Copy out, word for word, the rows between the one holding "earthquake-point <box>283 215 288 219</box>" and the one holding "earthquake-point <box>251 225 258 232</box>", inclusive.
··········
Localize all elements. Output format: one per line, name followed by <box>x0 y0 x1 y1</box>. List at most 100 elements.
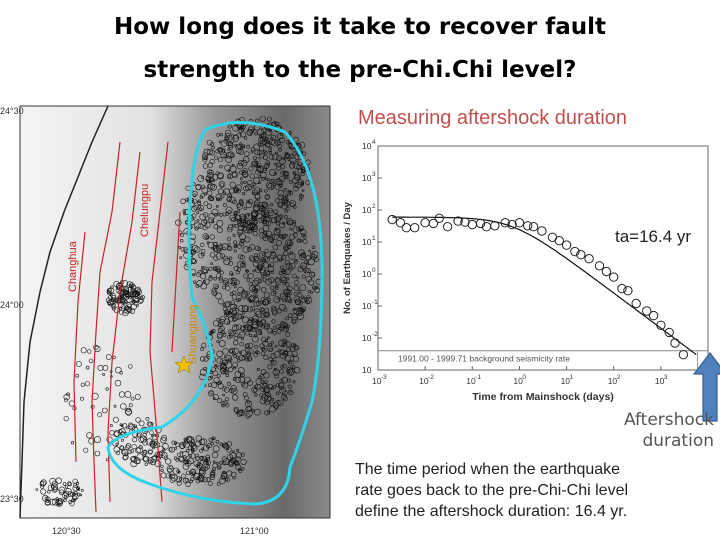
earthquake-point <box>283 215 288 219</box>
earthquake-point <box>297 238 302 243</box>
earthquake-point <box>290 160 295 166</box>
fit-line <box>392 216 697 356</box>
earthquake-point <box>113 404 117 408</box>
earthquake-point <box>212 445 220 453</box>
earthquake-point <box>244 151 250 157</box>
earthquake-point <box>232 135 240 142</box>
earthquake-point <box>46 500 50 503</box>
earthquake-point <box>221 359 228 366</box>
earthquake-point <box>244 236 251 243</box>
earthquake-point <box>264 216 268 220</box>
earthquake-point <box>270 341 274 345</box>
y-tick-exponent: 2 <box>372 203 376 210</box>
earthquake-point <box>235 188 241 194</box>
data-point <box>570 246 580 257</box>
earthquake-point <box>119 445 125 451</box>
earthquake-point <box>107 301 111 305</box>
earthquake-point <box>286 366 294 374</box>
data-point <box>678 350 689 360</box>
data-point <box>434 213 445 224</box>
earthquake-point <box>270 270 274 274</box>
earthquake-point <box>251 321 259 328</box>
earthquake-point <box>262 224 270 232</box>
earthquake-point <box>246 296 251 301</box>
earthquake-point <box>218 147 223 153</box>
earthquake-point <box>243 395 249 401</box>
earthquake-point <box>250 306 255 311</box>
earthquake-point <box>202 266 209 274</box>
data-point <box>410 223 420 233</box>
earthquake-point <box>254 257 261 264</box>
earthquake-point <box>226 245 232 251</box>
earthquake-point <box>113 446 120 453</box>
earthquake-point <box>163 455 169 460</box>
earthquake-point <box>242 168 248 174</box>
earthquake-point <box>213 377 220 384</box>
y-tick-exponent: 4 <box>372 139 376 146</box>
earthquake-point <box>307 289 311 294</box>
earthquake-point <box>271 153 279 161</box>
earthquake-point <box>235 456 241 462</box>
earthquake-point <box>199 368 207 376</box>
earthquake-point <box>248 198 254 205</box>
earthquake-point <box>40 488 47 495</box>
earthquake-point <box>197 475 205 483</box>
earthquake-point <box>251 225 258 232</box>
earthquake-point <box>247 180 253 186</box>
earthquake-point <box>138 437 145 443</box>
earthquake-point <box>301 297 307 303</box>
earthquake-point <box>52 486 59 492</box>
earthquake-point <box>292 171 297 175</box>
earthquake-point <box>88 358 94 364</box>
earthquake-point <box>160 468 164 473</box>
earthquake-point <box>265 182 272 189</box>
earthquake-point <box>102 407 108 414</box>
earthquake-point <box>201 342 207 348</box>
earthquake-point <box>251 318 255 321</box>
earthquake-point <box>262 139 268 146</box>
earthquake-point <box>203 278 210 285</box>
earthquake-point <box>293 291 298 296</box>
earthquake-point <box>292 273 297 279</box>
earthquake-point <box>253 199 261 207</box>
earthquake-point <box>68 500 73 504</box>
earthquake-point <box>247 351 252 356</box>
earthquake-point <box>255 157 261 162</box>
earthquake-point <box>208 481 213 486</box>
earthquake-point <box>223 443 230 450</box>
earthquake-point <box>261 176 265 181</box>
earthquake-point <box>223 386 230 393</box>
earthquake-point <box>240 159 248 167</box>
earthquake-point <box>206 179 211 184</box>
description-line-3: define the aftershock duration: 16.4 yr. <box>355 503 628 520</box>
earthquake-point <box>115 287 122 294</box>
earthquake-point <box>222 203 227 207</box>
earthquake-point <box>229 187 235 194</box>
earthquake-point <box>294 258 298 262</box>
earthquake-point <box>224 397 229 402</box>
earthquake-point <box>270 359 275 364</box>
data-point <box>594 261 605 271</box>
earthquake-point <box>285 218 293 226</box>
earthquake-point <box>226 381 231 387</box>
earthquake-point <box>227 148 230 151</box>
earthquake-point <box>272 330 277 335</box>
earthquake-point <box>243 226 250 234</box>
earthquake-point <box>259 266 266 274</box>
earthquake-point <box>282 234 287 239</box>
earthquake-point <box>263 203 269 209</box>
earthquake-point <box>88 437 95 445</box>
earthquake-point <box>40 479 47 486</box>
earthquake-point <box>126 306 132 312</box>
earthquake-point <box>226 141 232 147</box>
earthquake-point <box>208 276 213 281</box>
earthquake-point <box>263 219 270 226</box>
earthquake-point <box>218 340 226 348</box>
earthquake-point <box>232 124 239 132</box>
earthquake-point <box>183 212 187 216</box>
earthquake-point <box>263 311 269 317</box>
earthquake-point <box>259 343 265 349</box>
earthquake-point <box>305 255 311 261</box>
earthquake-point <box>239 238 245 244</box>
earthquake-point <box>233 285 237 289</box>
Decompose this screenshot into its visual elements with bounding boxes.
··········
### SOLUTION TO THIS PROBLEM
earthquake-point <box>283 215 288 219</box>
earthquake-point <box>297 238 302 243</box>
earthquake-point <box>290 160 295 166</box>
fit-line <box>392 216 697 356</box>
earthquake-point <box>113 404 117 408</box>
earthquake-point <box>212 445 220 453</box>
earthquake-point <box>244 151 250 157</box>
earthquake-point <box>232 135 240 142</box>
earthquake-point <box>46 500 50 503</box>
earthquake-point <box>221 359 228 366</box>
earthquake-point <box>244 236 251 243</box>
earthquake-point <box>264 216 268 220</box>
earthquake-point <box>270 341 274 345</box>
y-tick-exponent: 2 <box>372 203 376 210</box>
earthquake-point <box>235 188 241 194</box>
data-point <box>570 246 580 257</box>
earthquake-point <box>119 445 125 451</box>
earthquake-point <box>107 301 111 305</box>
earthquake-point <box>286 366 294 374</box>
data-point <box>678 350 689 360</box>
data-point <box>434 213 445 224</box>
earthquake-point <box>270 270 274 274</box>
earthquake-point <box>251 321 259 328</box>
earthquake-point <box>262 224 270 232</box>
earthquake-point <box>246 296 251 301</box>
earthquake-point <box>218 147 223 153</box>
earthquake-point <box>243 395 249 401</box>
earthquake-point <box>250 306 255 311</box>
earthquake-point <box>202 266 209 274</box>
data-point <box>410 223 420 233</box>
earthquake-point <box>254 257 261 264</box>
earthquake-point <box>226 245 232 251</box>
earthquake-point <box>113 446 120 453</box>
earthquake-point <box>163 455 169 460</box>
earthquake-point <box>242 168 248 174</box>
earthquake-point <box>213 377 220 384</box>
y-tick-exponent: 4 <box>372 139 376 146</box>
earthquake-point <box>307 289 311 294</box>
earthquake-point <box>271 153 279 161</box>
earthquake-point <box>235 456 241 462</box>
earthquake-point <box>199 368 207 376</box>
earthquake-point <box>248 198 254 205</box>
earthquake-point <box>40 488 47 495</box>
earthquake-point <box>197 475 205 483</box>
earthquake-point <box>251 225 258 232</box>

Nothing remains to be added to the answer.